- Document section
Content starts

Jake Slobe | May 8, 2017
This On The Radio segment discusses the recent study that found neonicotinoids in UI drinking water.
Transcript: A recent study by University of Iowa Researchers and the U.S. Geological Survey found neonicotinoids, a specific class of pesticides, in tap water for the first time ever.
This is the Iowa Environmental Focus.
Researchers compared tap water samples from the University of Iowa drinking water supply to samples of Iowa City municipal tap water. Water samples from both sources were tested for three primary types of neonicotinoids. The study found that the University of Iowa filtration system removed almost none of the neonicotinoids, while the City of Iowa City’s treatment plant successfully removed between 85 and 100 percent of each pesticide.
Dr. Gregory LeFevre is a University of Iowa environmental engineer and one of the study’s authors.
“Due to the proliferation of neonicotinoids in the environment and their chemical properties, we are not terribly surprise to find that they were present in drinking water. Most water treatment plants are designed to remove particles and pathogens like ecoli, but not trace pesticides. We were, however, more surprised by and encouraged to see how effective granular active carbon appeared to be at removing neonics from water.”

Content ends

- Requirement 1
According to the radio segment transcript, what share of each pesticide did the City of Iowa City's treatment plant remove?
- Requirement 2
Copy the radio segment transcript word for word from "Transcript: A recent" to "first time ever.".

Document layout detection data:
Content starts

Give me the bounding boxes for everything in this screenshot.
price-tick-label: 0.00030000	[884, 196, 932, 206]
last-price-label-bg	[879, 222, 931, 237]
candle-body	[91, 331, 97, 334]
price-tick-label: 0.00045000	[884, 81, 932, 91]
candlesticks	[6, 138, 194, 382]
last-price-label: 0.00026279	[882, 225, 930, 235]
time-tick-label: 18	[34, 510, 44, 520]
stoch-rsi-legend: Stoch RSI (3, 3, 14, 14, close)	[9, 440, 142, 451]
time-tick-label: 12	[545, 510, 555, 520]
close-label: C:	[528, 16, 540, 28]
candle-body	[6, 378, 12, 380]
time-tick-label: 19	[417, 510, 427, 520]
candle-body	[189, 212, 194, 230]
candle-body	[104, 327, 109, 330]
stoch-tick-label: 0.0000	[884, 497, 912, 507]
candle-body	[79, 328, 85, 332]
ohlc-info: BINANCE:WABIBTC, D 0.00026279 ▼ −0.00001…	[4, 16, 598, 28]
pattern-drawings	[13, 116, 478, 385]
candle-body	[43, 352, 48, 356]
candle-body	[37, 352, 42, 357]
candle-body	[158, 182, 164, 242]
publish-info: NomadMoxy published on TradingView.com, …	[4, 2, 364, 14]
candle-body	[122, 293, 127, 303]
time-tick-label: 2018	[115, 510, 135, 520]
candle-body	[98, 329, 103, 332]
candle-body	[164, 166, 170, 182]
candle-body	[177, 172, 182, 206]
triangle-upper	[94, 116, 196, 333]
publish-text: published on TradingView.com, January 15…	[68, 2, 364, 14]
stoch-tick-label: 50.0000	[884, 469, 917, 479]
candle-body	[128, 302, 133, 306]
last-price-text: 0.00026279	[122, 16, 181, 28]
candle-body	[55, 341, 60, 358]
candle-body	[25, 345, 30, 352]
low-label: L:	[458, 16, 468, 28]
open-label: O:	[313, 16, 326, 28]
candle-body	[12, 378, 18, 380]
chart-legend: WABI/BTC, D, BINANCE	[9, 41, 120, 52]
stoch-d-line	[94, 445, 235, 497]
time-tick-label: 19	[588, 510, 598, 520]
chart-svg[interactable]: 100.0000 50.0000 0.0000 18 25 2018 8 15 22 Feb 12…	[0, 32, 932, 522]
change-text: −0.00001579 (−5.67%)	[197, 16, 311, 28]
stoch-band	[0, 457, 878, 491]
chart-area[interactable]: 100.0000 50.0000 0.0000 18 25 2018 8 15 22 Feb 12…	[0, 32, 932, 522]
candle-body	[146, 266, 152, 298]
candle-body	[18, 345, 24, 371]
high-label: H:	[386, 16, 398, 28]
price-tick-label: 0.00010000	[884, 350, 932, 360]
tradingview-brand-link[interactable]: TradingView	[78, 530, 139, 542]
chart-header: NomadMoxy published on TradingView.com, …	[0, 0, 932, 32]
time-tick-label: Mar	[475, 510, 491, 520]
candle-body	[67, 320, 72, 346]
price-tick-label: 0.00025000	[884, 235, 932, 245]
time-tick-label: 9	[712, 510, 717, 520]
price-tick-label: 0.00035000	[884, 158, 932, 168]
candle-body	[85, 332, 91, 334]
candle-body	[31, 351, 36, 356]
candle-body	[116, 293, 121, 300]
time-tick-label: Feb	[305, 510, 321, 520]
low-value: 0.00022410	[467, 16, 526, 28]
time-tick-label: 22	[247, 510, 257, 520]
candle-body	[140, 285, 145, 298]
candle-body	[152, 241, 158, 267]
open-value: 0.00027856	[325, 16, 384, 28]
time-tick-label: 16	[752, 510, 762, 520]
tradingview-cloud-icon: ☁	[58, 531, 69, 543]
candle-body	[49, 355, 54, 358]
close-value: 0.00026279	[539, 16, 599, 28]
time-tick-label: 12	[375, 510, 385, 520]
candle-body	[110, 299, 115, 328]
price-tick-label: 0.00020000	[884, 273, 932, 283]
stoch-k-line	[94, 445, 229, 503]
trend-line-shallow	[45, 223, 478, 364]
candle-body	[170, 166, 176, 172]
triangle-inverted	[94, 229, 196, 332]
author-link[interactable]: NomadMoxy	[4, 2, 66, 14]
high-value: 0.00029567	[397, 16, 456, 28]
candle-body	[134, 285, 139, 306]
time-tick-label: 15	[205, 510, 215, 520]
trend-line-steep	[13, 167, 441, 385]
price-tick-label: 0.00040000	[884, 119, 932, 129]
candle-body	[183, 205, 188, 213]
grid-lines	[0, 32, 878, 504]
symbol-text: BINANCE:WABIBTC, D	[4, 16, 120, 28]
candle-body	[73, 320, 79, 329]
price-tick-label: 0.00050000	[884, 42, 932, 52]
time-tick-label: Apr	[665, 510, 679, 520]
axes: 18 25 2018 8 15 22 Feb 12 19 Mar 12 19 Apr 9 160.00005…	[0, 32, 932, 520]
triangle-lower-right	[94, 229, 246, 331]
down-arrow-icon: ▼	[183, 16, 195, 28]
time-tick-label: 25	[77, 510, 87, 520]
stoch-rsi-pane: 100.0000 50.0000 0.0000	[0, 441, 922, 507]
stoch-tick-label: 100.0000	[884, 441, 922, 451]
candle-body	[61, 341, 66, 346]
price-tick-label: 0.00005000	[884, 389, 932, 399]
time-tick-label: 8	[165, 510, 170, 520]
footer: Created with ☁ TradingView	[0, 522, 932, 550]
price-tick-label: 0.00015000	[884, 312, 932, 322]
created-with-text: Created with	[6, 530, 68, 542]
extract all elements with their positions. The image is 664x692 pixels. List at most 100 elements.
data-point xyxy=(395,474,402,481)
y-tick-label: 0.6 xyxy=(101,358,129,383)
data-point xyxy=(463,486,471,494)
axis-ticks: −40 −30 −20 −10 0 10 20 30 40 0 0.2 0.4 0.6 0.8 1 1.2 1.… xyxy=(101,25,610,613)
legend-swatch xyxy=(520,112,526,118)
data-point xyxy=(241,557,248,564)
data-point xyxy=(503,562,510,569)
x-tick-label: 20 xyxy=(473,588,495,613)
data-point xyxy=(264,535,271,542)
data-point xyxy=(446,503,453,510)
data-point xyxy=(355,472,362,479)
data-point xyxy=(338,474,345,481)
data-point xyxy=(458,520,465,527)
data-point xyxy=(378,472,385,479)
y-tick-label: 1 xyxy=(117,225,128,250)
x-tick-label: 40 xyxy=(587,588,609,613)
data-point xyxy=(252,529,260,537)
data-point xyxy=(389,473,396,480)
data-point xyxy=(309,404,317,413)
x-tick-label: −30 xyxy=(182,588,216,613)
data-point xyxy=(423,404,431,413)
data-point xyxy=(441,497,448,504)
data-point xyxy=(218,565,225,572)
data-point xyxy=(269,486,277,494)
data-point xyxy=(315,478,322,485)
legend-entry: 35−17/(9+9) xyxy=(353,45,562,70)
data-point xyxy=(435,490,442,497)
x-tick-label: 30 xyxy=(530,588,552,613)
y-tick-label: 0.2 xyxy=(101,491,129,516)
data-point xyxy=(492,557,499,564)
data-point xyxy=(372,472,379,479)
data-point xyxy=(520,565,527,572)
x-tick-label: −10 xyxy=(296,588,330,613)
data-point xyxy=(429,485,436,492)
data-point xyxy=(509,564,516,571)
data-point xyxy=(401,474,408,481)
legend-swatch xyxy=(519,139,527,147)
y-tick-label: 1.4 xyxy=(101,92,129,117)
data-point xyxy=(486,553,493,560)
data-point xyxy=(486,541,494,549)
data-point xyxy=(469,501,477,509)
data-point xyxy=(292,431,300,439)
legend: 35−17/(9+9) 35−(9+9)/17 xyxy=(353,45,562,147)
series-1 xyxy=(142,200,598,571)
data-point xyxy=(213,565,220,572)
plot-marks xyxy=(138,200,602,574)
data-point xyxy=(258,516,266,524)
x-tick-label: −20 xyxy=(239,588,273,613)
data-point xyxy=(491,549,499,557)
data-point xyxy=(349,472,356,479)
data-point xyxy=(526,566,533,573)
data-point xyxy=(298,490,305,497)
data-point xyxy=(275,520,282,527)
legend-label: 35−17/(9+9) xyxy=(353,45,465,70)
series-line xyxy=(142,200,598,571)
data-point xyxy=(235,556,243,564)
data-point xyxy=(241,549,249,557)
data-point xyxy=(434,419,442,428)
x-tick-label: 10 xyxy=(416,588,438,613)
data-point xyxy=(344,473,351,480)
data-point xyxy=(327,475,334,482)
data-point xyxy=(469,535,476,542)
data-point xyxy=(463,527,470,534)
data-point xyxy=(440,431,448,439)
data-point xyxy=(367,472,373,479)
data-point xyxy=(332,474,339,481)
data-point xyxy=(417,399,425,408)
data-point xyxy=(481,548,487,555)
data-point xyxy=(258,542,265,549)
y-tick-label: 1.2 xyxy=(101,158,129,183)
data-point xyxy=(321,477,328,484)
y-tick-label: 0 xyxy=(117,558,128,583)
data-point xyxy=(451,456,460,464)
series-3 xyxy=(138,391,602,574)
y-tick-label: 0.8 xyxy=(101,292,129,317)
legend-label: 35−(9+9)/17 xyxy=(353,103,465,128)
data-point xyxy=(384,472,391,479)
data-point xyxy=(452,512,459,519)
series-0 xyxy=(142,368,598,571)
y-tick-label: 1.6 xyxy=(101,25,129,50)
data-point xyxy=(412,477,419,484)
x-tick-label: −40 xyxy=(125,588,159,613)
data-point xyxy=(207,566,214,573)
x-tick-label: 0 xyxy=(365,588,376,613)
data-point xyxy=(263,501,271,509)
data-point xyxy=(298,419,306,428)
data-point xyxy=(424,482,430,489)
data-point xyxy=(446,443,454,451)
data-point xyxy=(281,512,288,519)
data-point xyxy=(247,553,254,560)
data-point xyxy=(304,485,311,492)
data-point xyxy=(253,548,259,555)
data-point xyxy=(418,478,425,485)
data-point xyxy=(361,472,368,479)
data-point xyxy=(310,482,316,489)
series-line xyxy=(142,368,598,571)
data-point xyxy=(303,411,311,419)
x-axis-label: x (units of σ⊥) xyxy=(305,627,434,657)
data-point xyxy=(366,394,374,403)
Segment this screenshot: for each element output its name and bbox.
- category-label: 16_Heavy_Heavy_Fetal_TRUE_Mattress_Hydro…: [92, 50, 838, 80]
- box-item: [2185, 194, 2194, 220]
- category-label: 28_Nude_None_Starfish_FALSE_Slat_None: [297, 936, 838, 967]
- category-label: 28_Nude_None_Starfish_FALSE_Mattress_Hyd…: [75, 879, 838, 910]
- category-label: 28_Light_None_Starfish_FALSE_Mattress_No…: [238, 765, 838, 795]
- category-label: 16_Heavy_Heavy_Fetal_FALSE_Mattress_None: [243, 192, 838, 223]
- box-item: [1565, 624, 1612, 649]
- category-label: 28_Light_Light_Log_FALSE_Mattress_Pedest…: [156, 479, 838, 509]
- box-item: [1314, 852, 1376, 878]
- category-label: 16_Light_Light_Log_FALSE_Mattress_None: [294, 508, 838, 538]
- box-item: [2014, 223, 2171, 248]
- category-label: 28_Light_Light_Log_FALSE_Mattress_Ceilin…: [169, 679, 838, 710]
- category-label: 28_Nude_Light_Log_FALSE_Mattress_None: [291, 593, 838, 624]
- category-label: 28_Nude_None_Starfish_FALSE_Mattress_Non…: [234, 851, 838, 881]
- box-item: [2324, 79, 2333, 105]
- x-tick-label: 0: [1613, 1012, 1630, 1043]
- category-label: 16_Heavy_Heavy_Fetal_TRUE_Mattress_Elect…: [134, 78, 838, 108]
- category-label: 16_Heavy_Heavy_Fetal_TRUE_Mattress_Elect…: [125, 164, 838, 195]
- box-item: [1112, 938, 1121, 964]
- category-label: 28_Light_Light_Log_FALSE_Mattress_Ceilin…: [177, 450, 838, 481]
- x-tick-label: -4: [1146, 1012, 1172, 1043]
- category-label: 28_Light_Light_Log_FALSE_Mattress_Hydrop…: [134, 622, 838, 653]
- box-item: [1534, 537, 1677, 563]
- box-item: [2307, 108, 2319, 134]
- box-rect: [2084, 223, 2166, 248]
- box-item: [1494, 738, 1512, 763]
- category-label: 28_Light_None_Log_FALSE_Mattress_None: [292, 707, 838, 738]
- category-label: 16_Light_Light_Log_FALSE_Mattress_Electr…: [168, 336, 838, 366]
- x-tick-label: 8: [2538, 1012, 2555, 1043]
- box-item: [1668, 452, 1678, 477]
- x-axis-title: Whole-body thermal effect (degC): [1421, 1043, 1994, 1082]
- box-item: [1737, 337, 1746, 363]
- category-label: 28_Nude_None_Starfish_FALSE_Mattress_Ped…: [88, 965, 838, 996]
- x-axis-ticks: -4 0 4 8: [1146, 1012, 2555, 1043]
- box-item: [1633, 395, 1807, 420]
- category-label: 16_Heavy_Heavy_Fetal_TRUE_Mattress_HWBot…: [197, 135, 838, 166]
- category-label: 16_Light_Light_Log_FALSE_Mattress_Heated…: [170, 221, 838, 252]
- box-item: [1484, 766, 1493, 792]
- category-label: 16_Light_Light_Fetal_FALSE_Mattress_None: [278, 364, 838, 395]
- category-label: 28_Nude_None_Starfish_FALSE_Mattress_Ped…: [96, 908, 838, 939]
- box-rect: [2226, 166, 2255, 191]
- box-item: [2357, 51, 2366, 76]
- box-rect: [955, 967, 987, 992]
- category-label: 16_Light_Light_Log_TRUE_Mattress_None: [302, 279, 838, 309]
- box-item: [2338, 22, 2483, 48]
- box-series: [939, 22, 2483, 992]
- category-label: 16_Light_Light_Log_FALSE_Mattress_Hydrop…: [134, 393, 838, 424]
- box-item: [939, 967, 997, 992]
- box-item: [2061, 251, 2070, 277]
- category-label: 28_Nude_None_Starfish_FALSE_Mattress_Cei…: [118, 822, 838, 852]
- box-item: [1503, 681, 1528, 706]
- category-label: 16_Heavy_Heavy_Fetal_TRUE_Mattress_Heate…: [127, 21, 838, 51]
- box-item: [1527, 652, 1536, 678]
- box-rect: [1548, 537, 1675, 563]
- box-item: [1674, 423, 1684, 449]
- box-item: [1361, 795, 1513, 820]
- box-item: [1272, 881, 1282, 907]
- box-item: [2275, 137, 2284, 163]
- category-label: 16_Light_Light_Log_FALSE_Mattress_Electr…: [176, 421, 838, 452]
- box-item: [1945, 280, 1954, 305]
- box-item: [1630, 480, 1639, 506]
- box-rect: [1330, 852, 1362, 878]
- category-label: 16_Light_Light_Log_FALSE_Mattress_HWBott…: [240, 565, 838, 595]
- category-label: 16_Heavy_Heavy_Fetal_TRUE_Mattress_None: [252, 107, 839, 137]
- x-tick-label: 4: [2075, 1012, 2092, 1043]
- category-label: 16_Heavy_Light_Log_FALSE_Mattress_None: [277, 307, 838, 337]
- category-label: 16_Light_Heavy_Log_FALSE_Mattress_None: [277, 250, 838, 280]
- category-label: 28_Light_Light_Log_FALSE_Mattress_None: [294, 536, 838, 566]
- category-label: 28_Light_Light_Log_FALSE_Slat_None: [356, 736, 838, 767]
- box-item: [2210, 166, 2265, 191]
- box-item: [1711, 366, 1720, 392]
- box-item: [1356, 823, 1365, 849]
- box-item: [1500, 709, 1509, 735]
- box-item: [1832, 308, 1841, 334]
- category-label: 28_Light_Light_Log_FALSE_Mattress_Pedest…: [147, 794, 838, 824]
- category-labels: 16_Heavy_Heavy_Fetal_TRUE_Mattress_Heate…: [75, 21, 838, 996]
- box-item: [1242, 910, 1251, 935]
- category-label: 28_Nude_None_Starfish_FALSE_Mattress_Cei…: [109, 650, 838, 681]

Content ends

- Task answer 1
Between 85 and 100 percent

- Task answer 2
Transcript: A recent study by University of Iowa Researchers and the U.S. Geological Survey found neonicotinoids, a specific class of pesticides, in tap water for the first time ever.